_Your instructions_
Of the lines in this listing, how many contain the word "share"? Give the number and nothing else.

++++++++++

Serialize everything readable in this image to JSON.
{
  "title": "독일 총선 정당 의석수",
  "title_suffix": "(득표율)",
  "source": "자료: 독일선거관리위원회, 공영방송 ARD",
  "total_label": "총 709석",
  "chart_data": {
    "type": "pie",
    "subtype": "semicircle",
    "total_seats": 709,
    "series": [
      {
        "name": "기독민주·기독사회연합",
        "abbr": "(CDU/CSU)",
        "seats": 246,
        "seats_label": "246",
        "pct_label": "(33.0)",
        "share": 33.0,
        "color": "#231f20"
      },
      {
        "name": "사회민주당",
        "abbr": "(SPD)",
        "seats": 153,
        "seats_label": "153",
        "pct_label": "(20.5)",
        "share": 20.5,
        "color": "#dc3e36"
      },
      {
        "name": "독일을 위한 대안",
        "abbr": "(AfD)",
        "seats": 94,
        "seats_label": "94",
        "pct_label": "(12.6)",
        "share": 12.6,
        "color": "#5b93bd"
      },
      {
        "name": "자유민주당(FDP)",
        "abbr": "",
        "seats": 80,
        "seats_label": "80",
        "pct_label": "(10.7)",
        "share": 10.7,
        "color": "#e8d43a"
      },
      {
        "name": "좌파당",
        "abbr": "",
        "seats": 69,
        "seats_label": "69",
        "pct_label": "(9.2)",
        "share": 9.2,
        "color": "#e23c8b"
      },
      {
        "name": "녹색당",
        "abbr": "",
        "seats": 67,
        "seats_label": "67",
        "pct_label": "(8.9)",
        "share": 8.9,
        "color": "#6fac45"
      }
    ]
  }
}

++++++++++

_Correct result_
6